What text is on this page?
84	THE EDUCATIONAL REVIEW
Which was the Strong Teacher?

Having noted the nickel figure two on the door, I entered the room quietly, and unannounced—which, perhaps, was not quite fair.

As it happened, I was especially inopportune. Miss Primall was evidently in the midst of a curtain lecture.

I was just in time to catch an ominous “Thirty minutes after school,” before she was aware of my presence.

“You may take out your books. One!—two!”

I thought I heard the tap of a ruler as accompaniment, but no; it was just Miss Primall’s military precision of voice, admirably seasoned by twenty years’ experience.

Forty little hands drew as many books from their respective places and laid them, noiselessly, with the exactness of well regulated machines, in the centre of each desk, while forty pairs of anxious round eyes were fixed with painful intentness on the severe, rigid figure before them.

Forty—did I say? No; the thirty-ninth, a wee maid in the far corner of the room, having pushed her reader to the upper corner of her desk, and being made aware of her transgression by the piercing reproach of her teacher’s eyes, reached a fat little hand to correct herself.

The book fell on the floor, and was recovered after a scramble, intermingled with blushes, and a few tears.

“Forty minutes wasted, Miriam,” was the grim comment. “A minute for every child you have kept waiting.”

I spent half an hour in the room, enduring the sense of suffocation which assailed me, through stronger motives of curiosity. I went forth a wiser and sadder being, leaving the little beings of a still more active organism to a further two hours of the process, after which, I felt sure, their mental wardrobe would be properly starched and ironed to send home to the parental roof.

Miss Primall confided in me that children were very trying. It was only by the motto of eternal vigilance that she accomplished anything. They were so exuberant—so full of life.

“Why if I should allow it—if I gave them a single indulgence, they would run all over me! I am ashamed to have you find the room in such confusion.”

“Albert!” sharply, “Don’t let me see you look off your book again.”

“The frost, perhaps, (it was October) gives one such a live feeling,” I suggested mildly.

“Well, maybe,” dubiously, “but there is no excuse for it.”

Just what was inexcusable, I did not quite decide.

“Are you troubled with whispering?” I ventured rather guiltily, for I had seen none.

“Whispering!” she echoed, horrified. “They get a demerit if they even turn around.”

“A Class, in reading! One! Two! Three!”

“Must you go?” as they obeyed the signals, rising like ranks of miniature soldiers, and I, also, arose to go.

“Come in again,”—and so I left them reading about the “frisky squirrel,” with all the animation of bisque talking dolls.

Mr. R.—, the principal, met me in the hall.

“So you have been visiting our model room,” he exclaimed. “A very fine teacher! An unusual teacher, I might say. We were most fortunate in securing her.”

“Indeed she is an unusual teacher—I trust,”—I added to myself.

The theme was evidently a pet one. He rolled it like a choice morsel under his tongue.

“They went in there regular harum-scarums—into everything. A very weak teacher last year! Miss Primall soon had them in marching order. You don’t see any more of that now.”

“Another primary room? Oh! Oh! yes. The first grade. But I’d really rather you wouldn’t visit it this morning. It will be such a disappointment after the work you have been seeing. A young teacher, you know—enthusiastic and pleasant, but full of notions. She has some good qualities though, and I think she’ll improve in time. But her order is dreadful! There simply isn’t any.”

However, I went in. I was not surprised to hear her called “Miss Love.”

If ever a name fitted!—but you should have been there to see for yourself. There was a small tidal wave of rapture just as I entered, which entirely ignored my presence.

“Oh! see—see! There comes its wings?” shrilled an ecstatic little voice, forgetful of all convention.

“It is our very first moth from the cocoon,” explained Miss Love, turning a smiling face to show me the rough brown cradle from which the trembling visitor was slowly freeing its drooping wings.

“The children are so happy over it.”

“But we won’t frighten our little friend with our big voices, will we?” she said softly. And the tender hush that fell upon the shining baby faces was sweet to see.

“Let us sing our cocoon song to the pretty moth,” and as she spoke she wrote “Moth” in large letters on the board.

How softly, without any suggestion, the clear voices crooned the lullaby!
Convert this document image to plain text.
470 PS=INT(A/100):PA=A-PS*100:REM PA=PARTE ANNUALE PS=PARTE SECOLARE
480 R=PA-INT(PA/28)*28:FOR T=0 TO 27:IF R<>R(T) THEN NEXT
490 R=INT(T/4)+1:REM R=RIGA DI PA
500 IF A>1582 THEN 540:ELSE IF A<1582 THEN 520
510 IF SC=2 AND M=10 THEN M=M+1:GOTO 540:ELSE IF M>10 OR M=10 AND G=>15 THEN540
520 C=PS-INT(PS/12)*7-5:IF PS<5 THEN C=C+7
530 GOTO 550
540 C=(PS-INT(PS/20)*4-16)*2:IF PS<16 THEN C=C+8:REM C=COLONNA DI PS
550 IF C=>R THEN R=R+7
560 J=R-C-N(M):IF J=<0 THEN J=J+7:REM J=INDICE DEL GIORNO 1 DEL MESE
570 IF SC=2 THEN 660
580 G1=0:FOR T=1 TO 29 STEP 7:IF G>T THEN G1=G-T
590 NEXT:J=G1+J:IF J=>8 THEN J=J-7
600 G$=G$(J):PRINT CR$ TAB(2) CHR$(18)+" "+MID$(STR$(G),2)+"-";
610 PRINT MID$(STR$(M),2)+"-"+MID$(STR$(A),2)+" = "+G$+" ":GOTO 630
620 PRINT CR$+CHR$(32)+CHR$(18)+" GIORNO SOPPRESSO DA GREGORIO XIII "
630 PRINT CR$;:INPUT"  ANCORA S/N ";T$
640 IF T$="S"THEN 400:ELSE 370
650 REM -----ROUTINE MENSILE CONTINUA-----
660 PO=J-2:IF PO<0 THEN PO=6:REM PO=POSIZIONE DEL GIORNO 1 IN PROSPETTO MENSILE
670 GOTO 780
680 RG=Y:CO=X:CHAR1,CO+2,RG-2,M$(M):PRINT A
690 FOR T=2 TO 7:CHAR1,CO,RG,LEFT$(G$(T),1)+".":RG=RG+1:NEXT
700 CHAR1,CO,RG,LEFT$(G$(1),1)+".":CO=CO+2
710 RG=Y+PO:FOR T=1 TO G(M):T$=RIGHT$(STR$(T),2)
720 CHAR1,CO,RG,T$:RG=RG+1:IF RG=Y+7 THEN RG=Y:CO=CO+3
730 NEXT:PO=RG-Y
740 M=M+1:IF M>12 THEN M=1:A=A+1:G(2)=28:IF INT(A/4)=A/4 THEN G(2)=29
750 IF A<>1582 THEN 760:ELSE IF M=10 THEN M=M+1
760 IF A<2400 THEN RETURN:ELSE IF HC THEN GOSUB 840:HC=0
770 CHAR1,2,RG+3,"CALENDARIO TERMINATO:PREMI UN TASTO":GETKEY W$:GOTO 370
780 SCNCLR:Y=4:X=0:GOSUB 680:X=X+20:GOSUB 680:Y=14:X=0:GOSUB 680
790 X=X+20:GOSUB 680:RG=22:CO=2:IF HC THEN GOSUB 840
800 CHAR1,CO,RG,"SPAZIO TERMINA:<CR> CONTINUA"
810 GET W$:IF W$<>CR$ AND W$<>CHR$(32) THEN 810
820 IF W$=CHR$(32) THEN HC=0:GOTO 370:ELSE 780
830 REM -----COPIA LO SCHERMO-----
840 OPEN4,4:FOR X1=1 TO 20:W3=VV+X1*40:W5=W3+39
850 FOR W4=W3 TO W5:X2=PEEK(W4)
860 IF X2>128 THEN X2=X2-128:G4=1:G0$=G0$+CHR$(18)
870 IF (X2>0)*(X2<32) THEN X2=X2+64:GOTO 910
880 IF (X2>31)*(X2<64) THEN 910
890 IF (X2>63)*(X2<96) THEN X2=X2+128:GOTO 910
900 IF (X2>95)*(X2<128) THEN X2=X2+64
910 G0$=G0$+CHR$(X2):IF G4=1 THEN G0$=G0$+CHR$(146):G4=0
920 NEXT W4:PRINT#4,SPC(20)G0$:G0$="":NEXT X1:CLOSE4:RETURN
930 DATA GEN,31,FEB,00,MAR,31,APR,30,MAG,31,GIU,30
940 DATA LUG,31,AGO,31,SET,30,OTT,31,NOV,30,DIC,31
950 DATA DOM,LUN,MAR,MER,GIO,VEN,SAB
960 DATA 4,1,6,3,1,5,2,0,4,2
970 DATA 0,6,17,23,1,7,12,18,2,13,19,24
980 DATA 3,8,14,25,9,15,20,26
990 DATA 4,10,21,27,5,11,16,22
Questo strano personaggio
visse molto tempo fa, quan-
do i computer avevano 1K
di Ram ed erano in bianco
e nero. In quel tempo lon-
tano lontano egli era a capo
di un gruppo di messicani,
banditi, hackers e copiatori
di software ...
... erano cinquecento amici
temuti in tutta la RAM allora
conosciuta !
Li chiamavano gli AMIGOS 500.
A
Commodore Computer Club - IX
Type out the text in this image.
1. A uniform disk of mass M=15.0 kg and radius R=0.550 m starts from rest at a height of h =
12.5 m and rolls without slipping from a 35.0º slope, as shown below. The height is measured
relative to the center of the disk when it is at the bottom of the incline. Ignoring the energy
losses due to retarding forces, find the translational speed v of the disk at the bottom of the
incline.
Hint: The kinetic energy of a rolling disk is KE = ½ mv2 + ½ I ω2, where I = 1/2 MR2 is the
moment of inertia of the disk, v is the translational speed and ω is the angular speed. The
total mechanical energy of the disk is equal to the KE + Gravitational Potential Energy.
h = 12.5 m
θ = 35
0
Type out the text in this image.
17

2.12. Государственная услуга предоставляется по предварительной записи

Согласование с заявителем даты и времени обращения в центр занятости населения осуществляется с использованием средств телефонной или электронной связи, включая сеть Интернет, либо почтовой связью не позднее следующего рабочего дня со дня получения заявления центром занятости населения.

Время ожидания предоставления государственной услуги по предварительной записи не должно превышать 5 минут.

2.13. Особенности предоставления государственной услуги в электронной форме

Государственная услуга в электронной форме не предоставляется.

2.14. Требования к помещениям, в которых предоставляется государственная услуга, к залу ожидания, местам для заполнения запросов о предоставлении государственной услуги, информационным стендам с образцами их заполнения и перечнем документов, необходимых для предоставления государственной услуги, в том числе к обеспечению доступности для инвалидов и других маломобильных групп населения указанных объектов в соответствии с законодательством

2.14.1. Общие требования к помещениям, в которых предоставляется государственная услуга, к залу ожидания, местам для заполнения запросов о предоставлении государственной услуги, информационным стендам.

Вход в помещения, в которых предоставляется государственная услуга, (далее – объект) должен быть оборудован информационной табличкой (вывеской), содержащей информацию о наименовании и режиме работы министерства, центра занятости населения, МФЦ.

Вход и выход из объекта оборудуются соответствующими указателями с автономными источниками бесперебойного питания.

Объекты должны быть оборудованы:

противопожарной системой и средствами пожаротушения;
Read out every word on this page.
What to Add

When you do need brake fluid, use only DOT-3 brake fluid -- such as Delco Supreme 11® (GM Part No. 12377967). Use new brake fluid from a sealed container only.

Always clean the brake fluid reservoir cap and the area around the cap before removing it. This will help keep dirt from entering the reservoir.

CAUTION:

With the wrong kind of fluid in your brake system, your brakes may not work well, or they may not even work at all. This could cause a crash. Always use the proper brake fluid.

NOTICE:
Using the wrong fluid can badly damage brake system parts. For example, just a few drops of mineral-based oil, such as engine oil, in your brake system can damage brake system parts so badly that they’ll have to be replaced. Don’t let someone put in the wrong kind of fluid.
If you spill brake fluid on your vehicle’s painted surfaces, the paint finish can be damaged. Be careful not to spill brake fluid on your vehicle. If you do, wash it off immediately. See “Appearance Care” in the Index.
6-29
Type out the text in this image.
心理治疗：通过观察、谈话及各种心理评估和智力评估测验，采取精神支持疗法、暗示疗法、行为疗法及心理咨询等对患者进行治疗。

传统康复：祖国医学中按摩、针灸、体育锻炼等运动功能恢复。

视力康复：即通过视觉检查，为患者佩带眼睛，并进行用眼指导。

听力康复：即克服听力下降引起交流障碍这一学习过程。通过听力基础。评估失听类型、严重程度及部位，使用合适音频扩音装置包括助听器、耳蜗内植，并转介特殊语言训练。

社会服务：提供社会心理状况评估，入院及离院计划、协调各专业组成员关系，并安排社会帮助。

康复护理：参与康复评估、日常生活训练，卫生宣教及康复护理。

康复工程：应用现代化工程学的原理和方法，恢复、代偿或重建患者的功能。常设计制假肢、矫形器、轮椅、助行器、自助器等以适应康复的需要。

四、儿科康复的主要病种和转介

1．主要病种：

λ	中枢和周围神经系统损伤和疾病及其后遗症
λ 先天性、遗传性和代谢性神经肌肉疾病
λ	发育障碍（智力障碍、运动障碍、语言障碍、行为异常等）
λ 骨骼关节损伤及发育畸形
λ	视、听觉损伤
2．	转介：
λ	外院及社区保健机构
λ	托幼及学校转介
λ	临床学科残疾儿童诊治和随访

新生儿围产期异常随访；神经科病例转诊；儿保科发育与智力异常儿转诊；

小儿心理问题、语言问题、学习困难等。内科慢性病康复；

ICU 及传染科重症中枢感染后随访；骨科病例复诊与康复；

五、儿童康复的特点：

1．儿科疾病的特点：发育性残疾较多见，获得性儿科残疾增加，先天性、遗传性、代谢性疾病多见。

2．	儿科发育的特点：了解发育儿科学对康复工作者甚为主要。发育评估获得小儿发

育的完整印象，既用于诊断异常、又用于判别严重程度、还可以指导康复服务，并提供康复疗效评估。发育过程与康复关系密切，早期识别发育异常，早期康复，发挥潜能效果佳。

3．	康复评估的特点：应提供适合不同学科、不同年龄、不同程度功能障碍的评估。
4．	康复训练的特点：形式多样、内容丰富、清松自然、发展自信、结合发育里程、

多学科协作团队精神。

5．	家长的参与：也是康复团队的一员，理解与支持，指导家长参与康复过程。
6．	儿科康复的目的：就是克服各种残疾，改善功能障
☆ ☆ ☆ ☆ ☆
**TASK OBJECTIVE**:
Pick out each line in the material containing "eyes".

**OUTPUT OF THE TASK**:
Forty little hands drew as many books from their respective places and laid them, noiselessly, with the exactness of well regulated machines, in the centre of each desk, while forty pairs of anxious round eyes were fixed with painful intentness on the severe, rigid figure before them.
Forty—did I say? No; the thirty-ninth, a wee maid in the far corner of the room, having pushed her reader to the upper corner of her desk, and being made aware of her transgression by the piercing reproach of her teacher’s eyes, reached a fat little hand to correct herself.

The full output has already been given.